Items from a data source:
::::
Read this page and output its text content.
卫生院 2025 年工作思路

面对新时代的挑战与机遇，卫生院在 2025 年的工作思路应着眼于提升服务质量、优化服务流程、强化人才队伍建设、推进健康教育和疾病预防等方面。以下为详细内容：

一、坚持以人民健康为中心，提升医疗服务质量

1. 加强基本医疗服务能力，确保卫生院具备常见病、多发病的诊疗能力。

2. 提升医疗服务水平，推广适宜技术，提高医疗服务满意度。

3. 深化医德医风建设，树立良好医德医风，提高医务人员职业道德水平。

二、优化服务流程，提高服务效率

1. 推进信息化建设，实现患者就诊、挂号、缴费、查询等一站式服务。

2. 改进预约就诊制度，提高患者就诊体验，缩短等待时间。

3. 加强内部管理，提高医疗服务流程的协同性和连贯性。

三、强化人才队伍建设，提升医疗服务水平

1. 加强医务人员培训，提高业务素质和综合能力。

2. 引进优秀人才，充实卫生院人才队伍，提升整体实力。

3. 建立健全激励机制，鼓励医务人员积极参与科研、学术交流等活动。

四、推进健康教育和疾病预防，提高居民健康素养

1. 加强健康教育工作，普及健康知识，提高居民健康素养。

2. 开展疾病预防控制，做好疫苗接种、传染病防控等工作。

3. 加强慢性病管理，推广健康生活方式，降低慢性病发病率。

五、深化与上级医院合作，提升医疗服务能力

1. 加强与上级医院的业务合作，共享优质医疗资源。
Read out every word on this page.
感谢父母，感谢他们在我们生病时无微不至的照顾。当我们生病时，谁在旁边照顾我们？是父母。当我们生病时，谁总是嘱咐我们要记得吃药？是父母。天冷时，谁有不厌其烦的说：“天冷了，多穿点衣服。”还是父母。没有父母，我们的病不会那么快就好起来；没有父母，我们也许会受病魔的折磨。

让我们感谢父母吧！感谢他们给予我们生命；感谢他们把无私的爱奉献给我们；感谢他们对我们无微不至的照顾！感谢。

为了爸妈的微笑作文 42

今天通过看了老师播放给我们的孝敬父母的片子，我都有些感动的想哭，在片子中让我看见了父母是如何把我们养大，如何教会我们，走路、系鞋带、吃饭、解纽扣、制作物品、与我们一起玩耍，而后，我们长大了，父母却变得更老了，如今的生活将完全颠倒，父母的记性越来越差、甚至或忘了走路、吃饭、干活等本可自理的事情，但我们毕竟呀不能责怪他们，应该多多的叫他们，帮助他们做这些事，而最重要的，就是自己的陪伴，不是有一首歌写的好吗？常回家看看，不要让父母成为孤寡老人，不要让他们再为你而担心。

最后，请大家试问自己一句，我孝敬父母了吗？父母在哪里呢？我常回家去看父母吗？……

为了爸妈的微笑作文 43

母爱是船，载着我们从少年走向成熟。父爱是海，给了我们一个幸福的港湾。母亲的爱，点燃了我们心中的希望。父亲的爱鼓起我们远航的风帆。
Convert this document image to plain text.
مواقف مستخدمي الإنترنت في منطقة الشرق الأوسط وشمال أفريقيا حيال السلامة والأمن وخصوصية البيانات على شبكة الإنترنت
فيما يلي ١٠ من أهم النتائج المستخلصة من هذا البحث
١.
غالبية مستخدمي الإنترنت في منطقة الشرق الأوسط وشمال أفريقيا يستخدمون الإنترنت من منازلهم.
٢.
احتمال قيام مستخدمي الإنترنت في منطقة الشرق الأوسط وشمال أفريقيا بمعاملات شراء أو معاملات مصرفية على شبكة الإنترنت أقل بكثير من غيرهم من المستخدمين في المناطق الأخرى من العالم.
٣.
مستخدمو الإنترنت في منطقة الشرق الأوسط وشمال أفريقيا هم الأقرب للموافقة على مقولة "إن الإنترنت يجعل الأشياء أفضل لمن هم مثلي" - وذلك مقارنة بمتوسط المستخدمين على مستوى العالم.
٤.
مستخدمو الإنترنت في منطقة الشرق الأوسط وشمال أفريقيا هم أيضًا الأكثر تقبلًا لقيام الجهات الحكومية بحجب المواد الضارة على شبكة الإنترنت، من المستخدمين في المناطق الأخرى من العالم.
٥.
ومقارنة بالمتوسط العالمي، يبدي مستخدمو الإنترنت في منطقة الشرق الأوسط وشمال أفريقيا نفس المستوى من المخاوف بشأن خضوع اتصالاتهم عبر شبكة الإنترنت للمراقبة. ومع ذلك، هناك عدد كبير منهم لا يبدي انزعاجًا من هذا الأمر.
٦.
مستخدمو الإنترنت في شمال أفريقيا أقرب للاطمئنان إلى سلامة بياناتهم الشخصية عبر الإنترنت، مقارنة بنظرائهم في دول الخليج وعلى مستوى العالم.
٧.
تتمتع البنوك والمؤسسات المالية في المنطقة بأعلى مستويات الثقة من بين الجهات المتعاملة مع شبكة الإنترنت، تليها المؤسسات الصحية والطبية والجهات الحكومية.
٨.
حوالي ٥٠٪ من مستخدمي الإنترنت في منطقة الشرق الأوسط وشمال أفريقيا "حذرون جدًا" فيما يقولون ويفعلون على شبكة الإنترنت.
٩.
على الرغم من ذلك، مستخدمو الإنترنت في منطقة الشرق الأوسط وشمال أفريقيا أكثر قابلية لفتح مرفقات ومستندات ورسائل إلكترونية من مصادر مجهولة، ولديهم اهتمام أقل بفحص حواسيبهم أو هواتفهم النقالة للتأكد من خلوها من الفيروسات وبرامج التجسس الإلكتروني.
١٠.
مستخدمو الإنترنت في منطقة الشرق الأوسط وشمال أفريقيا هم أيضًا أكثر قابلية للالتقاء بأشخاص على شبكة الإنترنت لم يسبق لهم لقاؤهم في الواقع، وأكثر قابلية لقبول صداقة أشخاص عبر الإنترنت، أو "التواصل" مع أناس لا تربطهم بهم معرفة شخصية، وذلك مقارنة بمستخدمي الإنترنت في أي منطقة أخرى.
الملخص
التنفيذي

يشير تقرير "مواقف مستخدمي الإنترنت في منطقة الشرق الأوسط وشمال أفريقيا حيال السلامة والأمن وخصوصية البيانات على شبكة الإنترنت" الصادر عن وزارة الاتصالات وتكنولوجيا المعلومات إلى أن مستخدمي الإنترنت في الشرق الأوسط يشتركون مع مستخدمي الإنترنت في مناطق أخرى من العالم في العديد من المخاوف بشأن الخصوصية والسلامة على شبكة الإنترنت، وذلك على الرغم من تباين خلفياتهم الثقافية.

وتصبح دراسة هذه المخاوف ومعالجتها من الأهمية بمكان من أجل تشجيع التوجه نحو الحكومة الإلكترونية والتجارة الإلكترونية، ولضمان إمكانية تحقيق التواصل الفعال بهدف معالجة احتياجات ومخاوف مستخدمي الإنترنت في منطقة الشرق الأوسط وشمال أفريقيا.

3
::::
## Given task
From the preceding material, extract every line exactly.

## Result of this exercise
Read this page and output its text content.
卫生院 2025 年工作思路

面对新时代的挑战与机遇，卫生院在 2025 年的工作思路应着眼于提升服务质量、优化服务流程、强化人才队伍建设、推进健康教育和疾病预防等方面。以下为详细内容：

一、坚持以人民健康为中心，提升医疗服务质量

1. 加强基本医疗服务能力，确保卫生院具备常见病、多发病的诊疗能力。

2. 提升医疗服务水平，推广适宜技术，提高医疗服务满意度。

3. 深化医德医风建设，树立良好医德医风，提高医务人员职业道德水平。

二、优化服务流程，提高服务效率

1. 推进信息化建设，实现患者就诊、挂号、缴费、查询等一站式服务。

2. 改进预约就诊制度，提高患者就诊体验，缩短等待时间。

3. 加强内部管理，提高医疗服务流程的协同性和连贯性。

三、强化人才队伍建设，提升医疗服务水平

1. 加强医务人员培训，提高业务素质和综合能力。

2. 引进优秀人才，充实卫生院人才队伍，提升整体实力。

3. 建立健全激励机制，鼓励医务人员积极参与科研、学术交流等活动。

四、推进健康教育和疾病预防，提高居民健康素养

1. 加强健康教育工作，普及健康知识，提高居民健康素养。

2. 开展疾病预防控制，做好疫苗接种、传染病防控等工作。

3. 加强慢性病管理，推广健康生活方式，降低慢性病发病率。

五、深化与上级医院合作，提升医疗服务能力

1. 加强与上级医院的业务合作，共享优质医疗资源。
Read out every word on this page.
感谢父母，感谢他们在我们生病时无微不至的照顾。当我们生病时，谁在旁边照顾我们？是父母。当我们生病时，谁总是嘱咐我们要记得吃药？是父母。天冷时，谁有不厌其烦的说：“天冷了，多穿点衣服。”还是父母。没有父母，我们的病不会那么快就好起来；没有父母，我们也许会受病魔的折磨。

让我们感谢父母吧！感谢他们给予我们生命；感谢他们把无私的爱奉献给我们；感谢他们对我们无微不至的照顾！感谢。

为了爸妈的微笑作文 42

今天通过看了老师播放给我们的孝敬父母的片子，我都有些感动的想哭，在片子中让我看见了父母是如何把我们养大，如何教会我们，走路、系鞋带、吃饭、解纽扣、制作物品、与我们一起玩耍，而后，我们长大了，父母却变得更老了，如今的生活将完全颠倒，父母的记性越来越差、甚至或忘了走路、吃饭、干活等本可自理的事情，但我们毕竟呀不能责怪他们，应该多多的叫他们，帮助他们做这些事，而最重要的，就是自己的陪伴，不是有一首歌写的好吗？常回家看看，不要让父母成为孤寡老人，不要让他们再为你而担心。

最后，请大家试问自己一句，我孝敬父母了吗？父母在哪里呢？我常回家去看父母吗？……

为了爸妈的微笑作文 43

母爱是船，载着我们从少年走向成熟。父爱是海，给了我们一个幸福的港湾。母亲的爱，点燃了我们心中的希望。父亲的爱鼓起我们远航的风帆。
Convert this document image to plain text.
مواقف مستخدمي الإنترنت في منطقة الشرق الأوسط وشمال أفريقيا حيال السلامة والأمن وخصوصية البيانات على شبكة الإنترنت
فيما يلي ١٠ من أهم النتائج المستخلصة من هذا البحث
١.
غالبية مستخدمي الإنترنت في منطقة الشرق الأوسط وشمال أفريقيا يستخدمون الإنترنت من منازلهم.
٢.
احتمال قيام مستخدمي الإنترنت في منطقة الشرق الأوسط وشمال أفريقيا بمعاملات شراء أو معاملات مصرفية على شبكة الإنترنت أقل بكثير من غيرهم من المستخدمين في المناطق الأخرى من العالم.
٣.
مستخدمو الإنترنت في منطقة الشرق الأوسط وشمال أفريقيا هم الأقرب للموافقة على مقولة "إن الإنترنت يجعل الأشياء أفضل لمن هم مثلي" - وذلك مقارنة بمتوسط المستخدمين على مستوى العالم.
٤.
مستخدمو الإنترنت في منطقة الشرق الأوسط وشمال أفريقيا هم أيضًا الأكثر تقبلًا لقيام الجهات الحكومية بحجب المواد الضارة على شبكة الإنترنت، من المستخدمين في المناطق الأخرى من العالم.
٥.
ومقارنة بالمتوسط العالمي، يبدي مستخدمو الإنترنت في منطقة الشرق الأوسط وشمال أفريقيا نفس المستوى من المخاوف بشأن خضوع اتصالاتهم عبر شبكة الإنترنت للمراقبة. ومع ذلك، هناك عدد كبير منهم لا يبدي انزعاجًا من هذا الأمر.
٦.
مستخدمو الإنترنت في شمال أفريقيا أقرب للاطمئنان إلى سلامة بياناتهم الشخصية عبر الإنترنت، مقارنة بنظرائهم في دول الخليج وعلى مستوى العالم.
٧.
تتمتع البنوك والمؤسسات المالية في المنطقة بأعلى مستويات الثقة من بين الجهات المتعاملة مع شبكة الإنترنت، تليها المؤسسات الصحية والطبية والجهات الحكومية.
٨.
حوالي ٥٠٪ من مستخدمي الإنترنت في منطقة الشرق الأوسط وشمال أفريقيا "حذرون جدًا" فيما يقولون ويفعلون على شبكة الإنترنت.
٩.
على الرغم من ذلك، مستخدمو الإنترنت في منطقة الشرق الأوسط وشمال أفريقيا أكثر قابلية لفتح مرفقات ومستندات ورسائل إلكترونية من مصادر مجهولة، ولديهم اهتمام أقل بفحص حواسيبهم أو هواتفهم النقالة للتأكد من خلوها من الفيروسات وبرامج التجسس الإلكتروني.
١٠.
مستخدمو الإنترنت في منطقة الشرق الأوسط وشمال أفريقيا هم أيضًا أكثر قابلية للالتقاء بأشخاص على شبكة الإنترنت لم يسبق لهم لقاؤهم في الواقع، وأكثر قابلية لقبول صداقة أشخاص عبر الإنترنت، أو "التواصل" مع أناس لا تربطهم بهم معرفة شخصية، وذلك مقارنة بمستخدمي الإنترنت في أي منطقة أخرى.
الملخص
التنفيذي

يشير تقرير "مواقف مستخدمي الإنترنت في منطقة الشرق الأوسط وشمال أفريقيا حيال السلامة والأمن وخصوصية البيانات على شبكة الإنترنت" الصادر عن وزارة الاتصالات وتكنولوجيا المعلومات إلى أن مستخدمي الإنترنت في الشرق الأوسط يشتركون مع مستخدمي الإنترنت في مناطق أخرى من العالم في العديد من المخاوف بشأن الخصوصية والسلامة على شبكة الإنترنت، وذلك على الرغم من تباين خلفياتهم الثقافية.

وتصبح دراسة هذه المخاوف ومعالجتها من الأهمية بمكان من أجل تشجيع التوجه نحو الحكومة الإلكترونية والتجارة الإلكترونية، ولضمان إمكانية تحقيق التواصل الفعال بهدف معالجة احتياجات ومخاوف مستخدمي الإنترنت في منطقة الشرق الأوسط وشمال أفريقيا.

3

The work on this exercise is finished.